▶ [Stated goal] From the listing below, extract every line containing "name".

▶ [The records]
## Begin
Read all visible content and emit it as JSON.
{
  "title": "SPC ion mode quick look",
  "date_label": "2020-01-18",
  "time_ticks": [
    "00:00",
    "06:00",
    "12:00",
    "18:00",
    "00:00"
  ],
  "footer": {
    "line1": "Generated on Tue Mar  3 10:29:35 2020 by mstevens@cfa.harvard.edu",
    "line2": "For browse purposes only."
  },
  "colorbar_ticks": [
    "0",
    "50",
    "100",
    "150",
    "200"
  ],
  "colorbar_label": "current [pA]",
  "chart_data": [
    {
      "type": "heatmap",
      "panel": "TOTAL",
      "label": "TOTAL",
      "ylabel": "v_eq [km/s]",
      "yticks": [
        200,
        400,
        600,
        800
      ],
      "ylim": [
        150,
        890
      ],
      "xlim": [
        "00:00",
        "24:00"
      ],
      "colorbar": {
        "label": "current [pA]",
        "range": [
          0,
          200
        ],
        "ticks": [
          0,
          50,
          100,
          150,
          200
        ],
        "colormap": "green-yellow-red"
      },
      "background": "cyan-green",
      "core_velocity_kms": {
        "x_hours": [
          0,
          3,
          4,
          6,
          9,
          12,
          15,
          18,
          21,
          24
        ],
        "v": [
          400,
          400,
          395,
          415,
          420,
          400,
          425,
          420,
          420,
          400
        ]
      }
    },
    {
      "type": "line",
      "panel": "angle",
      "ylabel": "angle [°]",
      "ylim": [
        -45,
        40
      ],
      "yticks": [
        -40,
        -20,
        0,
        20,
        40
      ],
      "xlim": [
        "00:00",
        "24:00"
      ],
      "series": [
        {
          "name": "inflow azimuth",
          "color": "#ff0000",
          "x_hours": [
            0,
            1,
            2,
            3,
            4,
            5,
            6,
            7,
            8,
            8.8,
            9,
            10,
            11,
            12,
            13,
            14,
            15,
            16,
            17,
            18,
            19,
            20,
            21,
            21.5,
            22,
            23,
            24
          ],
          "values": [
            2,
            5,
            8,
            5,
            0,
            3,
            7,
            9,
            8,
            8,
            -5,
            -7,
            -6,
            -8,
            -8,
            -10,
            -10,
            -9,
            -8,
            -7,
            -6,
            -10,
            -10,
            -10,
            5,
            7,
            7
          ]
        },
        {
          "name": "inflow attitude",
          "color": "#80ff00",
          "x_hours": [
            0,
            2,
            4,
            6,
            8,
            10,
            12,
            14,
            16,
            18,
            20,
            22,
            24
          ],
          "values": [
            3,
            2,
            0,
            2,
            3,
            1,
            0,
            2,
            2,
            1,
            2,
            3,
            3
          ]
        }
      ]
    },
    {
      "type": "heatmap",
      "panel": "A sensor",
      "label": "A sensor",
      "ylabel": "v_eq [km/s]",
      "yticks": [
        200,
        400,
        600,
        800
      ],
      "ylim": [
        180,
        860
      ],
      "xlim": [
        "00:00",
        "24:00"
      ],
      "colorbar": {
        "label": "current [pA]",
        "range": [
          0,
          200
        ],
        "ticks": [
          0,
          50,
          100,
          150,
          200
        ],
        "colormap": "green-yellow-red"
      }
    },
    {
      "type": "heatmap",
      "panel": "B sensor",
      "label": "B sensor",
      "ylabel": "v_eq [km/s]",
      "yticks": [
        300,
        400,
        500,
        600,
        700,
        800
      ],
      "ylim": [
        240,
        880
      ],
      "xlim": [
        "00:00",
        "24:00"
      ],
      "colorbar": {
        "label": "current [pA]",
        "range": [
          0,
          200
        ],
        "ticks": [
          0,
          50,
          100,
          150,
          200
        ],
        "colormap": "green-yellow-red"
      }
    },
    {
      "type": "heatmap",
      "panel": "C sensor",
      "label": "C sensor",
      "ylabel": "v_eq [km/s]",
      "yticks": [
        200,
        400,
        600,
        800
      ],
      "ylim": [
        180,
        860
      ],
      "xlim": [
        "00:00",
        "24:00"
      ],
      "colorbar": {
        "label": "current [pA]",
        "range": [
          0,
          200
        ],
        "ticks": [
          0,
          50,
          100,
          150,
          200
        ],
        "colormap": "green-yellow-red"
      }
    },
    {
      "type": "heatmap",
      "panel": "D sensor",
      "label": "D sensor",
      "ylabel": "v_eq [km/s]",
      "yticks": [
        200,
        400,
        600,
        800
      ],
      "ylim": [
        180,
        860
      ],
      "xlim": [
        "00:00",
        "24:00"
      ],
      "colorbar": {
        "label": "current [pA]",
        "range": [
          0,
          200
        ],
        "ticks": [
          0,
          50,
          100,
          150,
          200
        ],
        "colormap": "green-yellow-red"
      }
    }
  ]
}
## End
▶ [Exercise answer]
          "name": "inflow azimuth",
          "name": "inflow attitude",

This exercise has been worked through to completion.